#### 阅读摘录:

"""

In [1]:
%matplotlib inline

数据迭代器 - Data Generator
====
>Python2.7 + Pytorch 1.2.0 backened
>
>MNIST

数据迭代器主要是解决内存/显存空间不足的问题，但会使得程序的运行时间变慢。<br>
总体上来说，程序的运行时间取决于运算器能力，迭代器只是一种折中方式。<br>
数据迭代器并不能保证内存/显存空间就一直会稳定在一个水平，会非常缓慢的上升。（这是由程序运行造成的，不适用迭代器也会造成次现象。建议留出一定的空间）

In [2]:
# -*- coding: utf-8 -*-
# !/usr/bin/env python
'''
@author: Yang
@time: 18-2-24 下午2:08
'''

from __future__ import print_function

import torch
import torch.utils.data as data
from torch.utils.data import Dataset
import numpy as np
import os

首先利用numpy生成假数据

In [3]:
def fake_data_generator(num=100):
    # define make direction func
    def mkdir(name=None):
        if os.path.exists(name):
            pass
        else:
            os.mkdir(name)

    # generate images
    mkdir(name='images')
    for i in xrange(num):
        new_array = np.zeros(shape=(10, 10), dtype=np.float32) * num
        np.save(file='images/%s.npy' % i, arr=new_array)
    # generate text
    mkdir(name='text')
    for i in xrange(num):
        new_text = str(i)
        with open('text/%s.txt' % i, mode='wb') as text_buffer:
            text_buffer.write(new_text)


fake_data_generator()

创建一个数据迭代器类，继承于torch.utils.data.Dataset

In [4]:
# this function is to extract files from the path
def getSubfiles(path):
    return sorted([os.path.join(path, subdir) for subdir in os.listdir(path)])


class DataGenerator(Dataset):
    def __init__(self, img_dir, text_dir, func=getSubfiles):
        self.img_list = func(img_dir)

"""

#### 所给材料:
"""

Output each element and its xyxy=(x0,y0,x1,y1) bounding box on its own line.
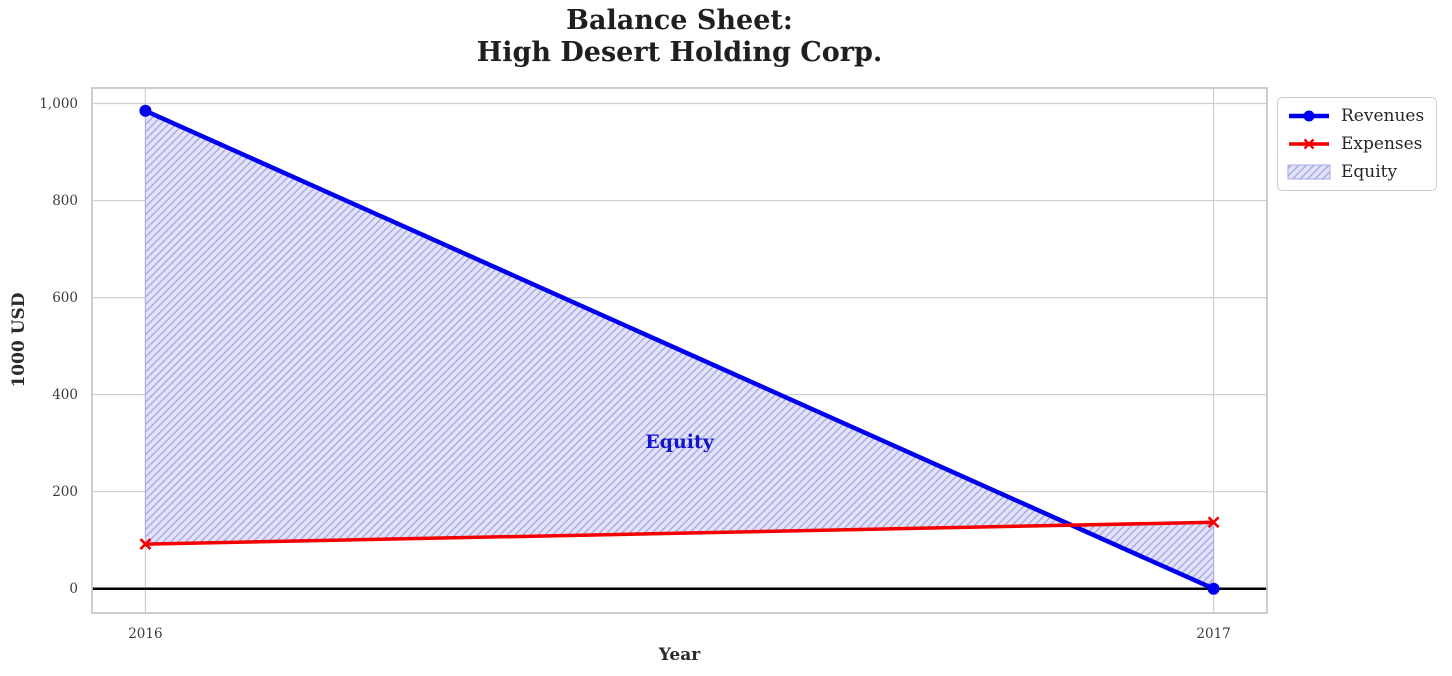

"""

#### 任务目标:
续写介绍 PyTorch 数据迭代器的摘录，从它停下的地方接着往下写。 上方各行是单独的材料，与数据迭代器那篇文字无关。

#### 练习结果:
        self.text_list = func(text_dir)

        assert len(self.img_list) == len(self.text_list)
        self.length = len(self.img_list)

    def __getitem__(self, index):
        '''
        this function can only return a pair of data
        :param index:
        :return: (image, text)
        '''
        # read an image
        img = np.load(self.img_list[index])
        # read a txt
        with open(self.text_list[index], 'rb') as text_buffer:
            text = text_buffer.read()
        return (img, text)

    def __len__(self):
        # return self.length
        return len(self.img_list)

DataGenerator的__getitem__函数，一次只能生成一组(img, text)数据。需要利用额外的collate_fn将多组(img, text)变成(img), (text)。

In [5]:
def collate_fn(batch_data):
#     batch_data.sort(key=lambda x: int(x[-1]), reverse=True)
    img, labels = zip(*batch_data)
    return img, labels

In [6]:
dataset = DataGenerator(img_dir='images', text_dir='text')
batch_size = 10

data_loader = torch.utils.data.DataLoader(
    dataset=dataset,
    batch_size=batch_size,
    shuffle=True,
    collate_fn=collate_fn)

对迭代器进行一次遍历，该过程中的数据不会重复。<br>
可以无限循环下去

In [7]:
for _ in xrange(len(data_loader)):
    img, label = data_loader.__iter__().__next__()
    print(label)

('56', '64', '80', '38', '2', '93', '27', '95', '73', '40')
('30', '6', '14', '44', '0', '61', '53', '37', '90', '15')
('68', '1', '50', '24', '16', '6', '30', '7', '33', '28')
('60', '90', '53', '46', '38', '19', '1', '11', '95', '67')
('50', '85', '47', '44', '62', '30', '63', '8', '93', '89')
('12', '27', '34', '35', '53', '66', '17', '46', '64', '93')
('84', '89', '38', '87', '99', '21', '78', '98', '15', '26')
('1', '94', '4', '50', '41', '21', '85', '74', '83', '25')
('78', '44', '79', '41', '16', '87', '31', '67', '69', '22')
('35', '93', '2', '10', '87', '42', '76', '66', '34', '45')